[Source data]
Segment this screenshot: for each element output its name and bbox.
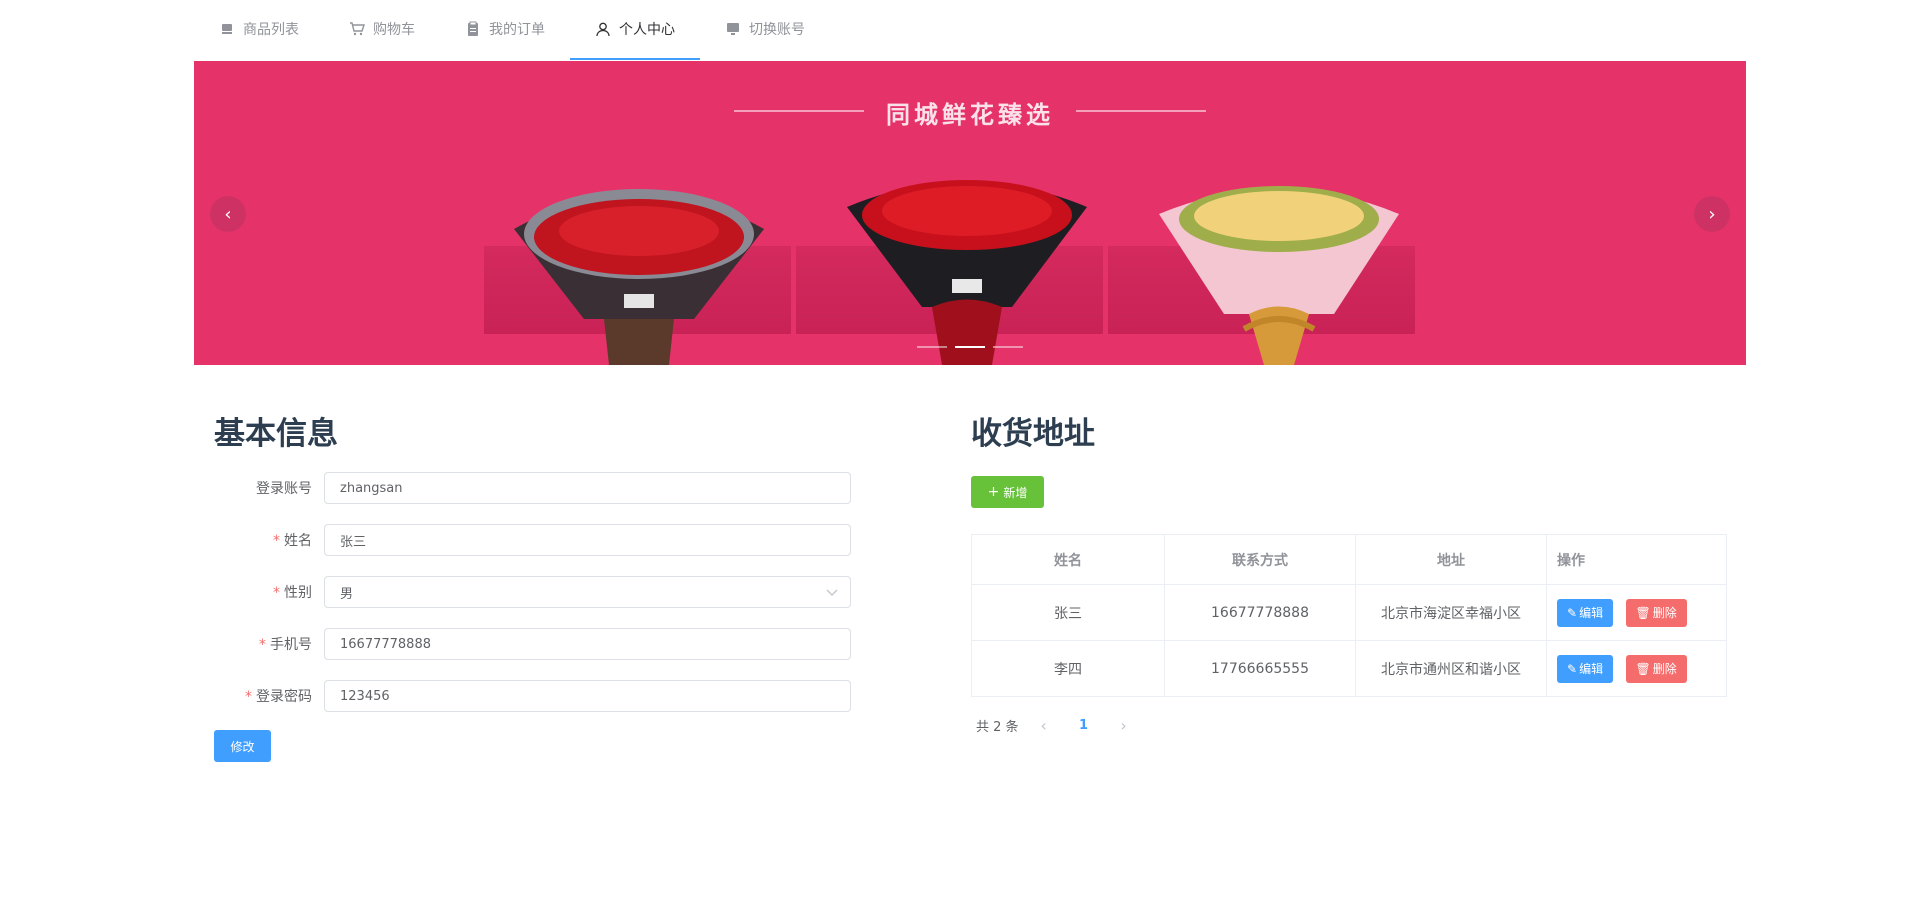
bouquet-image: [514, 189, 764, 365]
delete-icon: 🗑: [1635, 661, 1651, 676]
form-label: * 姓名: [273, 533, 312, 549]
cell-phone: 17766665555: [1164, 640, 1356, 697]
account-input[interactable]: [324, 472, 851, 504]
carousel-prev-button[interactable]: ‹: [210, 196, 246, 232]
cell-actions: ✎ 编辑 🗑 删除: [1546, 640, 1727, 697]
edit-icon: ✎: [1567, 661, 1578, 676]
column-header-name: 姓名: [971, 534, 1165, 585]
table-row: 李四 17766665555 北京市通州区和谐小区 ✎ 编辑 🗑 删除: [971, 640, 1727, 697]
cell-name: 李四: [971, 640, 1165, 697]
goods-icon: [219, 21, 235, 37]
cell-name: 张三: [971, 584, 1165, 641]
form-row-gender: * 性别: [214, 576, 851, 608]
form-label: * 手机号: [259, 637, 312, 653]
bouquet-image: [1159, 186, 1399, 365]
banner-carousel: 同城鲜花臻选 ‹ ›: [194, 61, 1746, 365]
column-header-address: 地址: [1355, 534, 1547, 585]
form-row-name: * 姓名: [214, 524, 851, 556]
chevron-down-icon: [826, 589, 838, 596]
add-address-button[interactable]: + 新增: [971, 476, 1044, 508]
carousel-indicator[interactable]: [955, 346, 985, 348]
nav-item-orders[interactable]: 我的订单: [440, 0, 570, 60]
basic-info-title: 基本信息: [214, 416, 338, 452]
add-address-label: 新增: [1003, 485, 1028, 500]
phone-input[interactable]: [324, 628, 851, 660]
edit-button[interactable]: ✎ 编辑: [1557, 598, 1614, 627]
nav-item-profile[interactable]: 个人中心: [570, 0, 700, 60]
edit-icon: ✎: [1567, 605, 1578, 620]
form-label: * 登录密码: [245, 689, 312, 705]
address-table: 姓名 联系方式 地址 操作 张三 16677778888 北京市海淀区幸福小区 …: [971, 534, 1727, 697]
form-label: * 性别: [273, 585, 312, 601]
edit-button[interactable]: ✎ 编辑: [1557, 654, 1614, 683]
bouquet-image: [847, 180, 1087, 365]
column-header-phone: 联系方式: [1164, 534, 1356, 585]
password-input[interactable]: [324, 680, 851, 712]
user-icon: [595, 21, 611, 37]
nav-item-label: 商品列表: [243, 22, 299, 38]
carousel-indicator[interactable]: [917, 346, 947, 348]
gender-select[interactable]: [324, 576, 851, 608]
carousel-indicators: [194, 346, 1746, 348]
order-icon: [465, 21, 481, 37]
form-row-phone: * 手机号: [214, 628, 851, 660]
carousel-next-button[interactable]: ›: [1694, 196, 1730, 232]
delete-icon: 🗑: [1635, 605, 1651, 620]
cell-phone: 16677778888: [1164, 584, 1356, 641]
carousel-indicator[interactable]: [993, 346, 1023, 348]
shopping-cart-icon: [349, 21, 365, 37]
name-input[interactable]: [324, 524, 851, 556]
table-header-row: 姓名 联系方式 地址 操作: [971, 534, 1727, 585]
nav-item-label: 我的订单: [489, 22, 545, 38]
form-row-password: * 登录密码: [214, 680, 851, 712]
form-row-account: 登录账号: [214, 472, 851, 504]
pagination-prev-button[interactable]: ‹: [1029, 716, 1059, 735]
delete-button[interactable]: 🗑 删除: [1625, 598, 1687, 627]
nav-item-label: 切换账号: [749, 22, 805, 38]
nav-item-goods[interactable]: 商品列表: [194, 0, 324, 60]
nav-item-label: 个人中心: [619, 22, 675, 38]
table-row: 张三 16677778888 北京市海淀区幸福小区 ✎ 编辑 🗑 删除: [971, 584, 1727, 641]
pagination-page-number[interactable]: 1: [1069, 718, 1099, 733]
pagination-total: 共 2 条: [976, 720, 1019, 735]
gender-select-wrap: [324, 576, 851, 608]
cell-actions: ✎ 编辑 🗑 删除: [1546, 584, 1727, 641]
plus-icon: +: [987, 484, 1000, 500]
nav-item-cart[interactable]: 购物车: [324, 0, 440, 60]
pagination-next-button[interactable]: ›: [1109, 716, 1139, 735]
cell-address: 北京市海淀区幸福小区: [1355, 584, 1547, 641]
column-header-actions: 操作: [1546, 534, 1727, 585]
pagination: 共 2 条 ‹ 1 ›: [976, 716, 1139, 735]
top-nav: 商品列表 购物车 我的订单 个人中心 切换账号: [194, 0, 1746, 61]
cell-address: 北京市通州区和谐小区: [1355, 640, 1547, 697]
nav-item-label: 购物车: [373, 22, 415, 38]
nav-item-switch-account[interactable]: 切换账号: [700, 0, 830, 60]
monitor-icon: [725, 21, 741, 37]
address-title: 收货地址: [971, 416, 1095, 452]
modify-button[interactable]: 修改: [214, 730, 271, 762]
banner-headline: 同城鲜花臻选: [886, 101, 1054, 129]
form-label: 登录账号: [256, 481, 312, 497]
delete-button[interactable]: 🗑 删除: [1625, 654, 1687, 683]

_What this task involves:_ Write out every line of the data above unchanged, leaving out the picture.

_Solution for this exercise:_
Segment this screenshot: for each element output its name and bbox.
bouquet-image: [514, 189, 764, 365]
delete-icon: 🗑: [1635, 661, 1651, 676]
form-label: * 姓名: [273, 533, 312, 549]
cell-phone: 17766665555: [1164, 640, 1356, 697]
account-input[interactable]: [324, 472, 851, 504]
carousel-prev-button[interactable]: ‹: [210, 196, 246, 232]
cell-actions: ✎ 编辑 🗑 删除: [1546, 640, 1727, 697]
edit-icon: ✎: [1567, 661, 1578, 676]
column-header-name: 姓名: [971, 534, 1165, 585]
table-row: 李四 17766665555 北京市通州区和谐小区 ✎ 编辑 🗑 删除: [971, 640, 1727, 697]
cell-name: 李四: [971, 640, 1165, 697]
goods-icon: [219, 21, 235, 37]
cell-name: 张三: [971, 584, 1165, 641]
form-row-gender: * 性别: [214, 576, 851, 608]
form-label: * 手机号: [259, 637, 312, 653]
bouquet-image: [1159, 186, 1399, 365]
banner-carousel: 同城鲜花臻选 ‹ ›: [194, 61, 1746, 365]
column-header-address: 地址: [1355, 534, 1547, 585]
form-row-name: * 姓名: [214, 524, 851, 556]
chevron-down-icon: [826, 589, 838, 596]
add-address-button[interactable]: + 新增: [971, 476, 1044, 508]
carousel-indicator[interactable]: [955, 346, 985, 348]
nav-item-orders[interactable]: 我的订单: [440, 0, 570, 60]
basic-info-title: 基本信息: [214, 416, 338, 452]
add-address-label: 新增: [1003, 485, 1028, 500]
phone-input[interactable]: [324, 628, 851, 660]
edit-button[interactable]: ✎ 编辑: [1557, 598, 1614, 627]
nav-item-profile[interactable]: 个人中心: [570, 0, 700, 60]
edit-icon: ✎: [1567, 605, 1578, 620]
form-label: * 登录密码: [245, 689, 312, 705]
address-table: 姓名 联系方式 地址 操作 张三 16677778888 北京市海淀区幸福小区 …: [971, 534, 1727, 697]
form-label: * 性别: [273, 585, 312, 601]
edit-button[interactable]: ✎ 编辑: [1557, 654, 1614, 683]
bouquet-image: [847, 180, 1087, 365]
column-header-phone: 联系方式: [1164, 534, 1356, 585]
password-input[interactable]: [324, 680, 851, 712]
user-icon: [595, 21, 611, 37]
nav-item-label: 商品列表: [243, 22, 299, 38]
carousel-indicator[interactable]: [917, 346, 947, 348]
gender-select[interactable]: [324, 576, 851, 608]
carousel-indicators: [194, 346, 1746, 348]
order-icon: [465, 21, 481, 37]
form-row-phone: * 手机号: [214, 628, 851, 660]
carousel-next-button[interactable]: ›: [1694, 196, 1730, 232]
delete-icon: 🗑: [1635, 605, 1651, 620]
cell-phone: 16677778888: [1164, 584, 1356, 641]
carousel-indicator[interactable]: [993, 346, 1023, 348]
shopping-cart-icon: [349, 21, 365, 37]
name-input[interactable]: [324, 524, 851, 556]
table-header-row: 姓名 联系方式 地址 操作: [971, 534, 1727, 585]
nav-item-label: 我的订单: [489, 22, 545, 38]
form-row-password: * 登录密码: [214, 680, 851, 712]
form-row-account: 登录账号: [214, 472, 851, 504]
pagination-prev-button[interactable]: ‹: [1029, 716, 1059, 735]
delete-button[interactable]: 🗑 删除: [1625, 598, 1687, 627]
nav-item-label: 切换账号: [749, 22, 805, 38]
nav-item-goods[interactable]: 商品列表: [194, 0, 324, 60]
nav-item-label: 个人中心: [619, 22, 675, 38]
table-row: 张三 16677778888 北京市海淀区幸福小区 ✎ 编辑 🗑 删除: [971, 584, 1727, 641]
pagination-page-number[interactable]: 1: [1069, 718, 1099, 733]
pagination-total: 共 2 条: [976, 720, 1019, 735]
gender-select-wrap: [324, 576, 851, 608]
cell-actions: ✎ 编辑 🗑 删除: [1546, 584, 1727, 641]
plus-icon: +: [987, 484, 1000, 500]
nav-item-cart[interactable]: 购物车: [324, 0, 440, 60]
pagination-next-button[interactable]: ›: [1109, 716, 1139, 735]
cell-address: 北京市海淀区幸福小区: [1355, 584, 1547, 641]
column-header-actions: 操作: [1546, 534, 1727, 585]
pagination: 共 2 条 ‹ 1 ›: [976, 716, 1139, 735]
top-nav: 商品列表 购物车 我的订单 个人中心 切换账号: [194, 0, 1746, 61]
cell-address: 北京市通州区和谐小区: [1355, 640, 1547, 697]
nav-item-label: 购物车: [373, 22, 415, 38]
nav-item-switch-account[interactable]: 切换账号: [700, 0, 830, 60]
monitor-icon: [725, 21, 741, 37]
address-title: 收货地址: [971, 416, 1095, 452]
modify-button[interactable]: 修改: [214, 730, 271, 762]
banner-headline: 同城鲜花臻选: [886, 101, 1054, 129]
form-label: 登录账号: [256, 481, 312, 497]
delete-button[interactable]: 🗑 删除: [1625, 654, 1687, 683]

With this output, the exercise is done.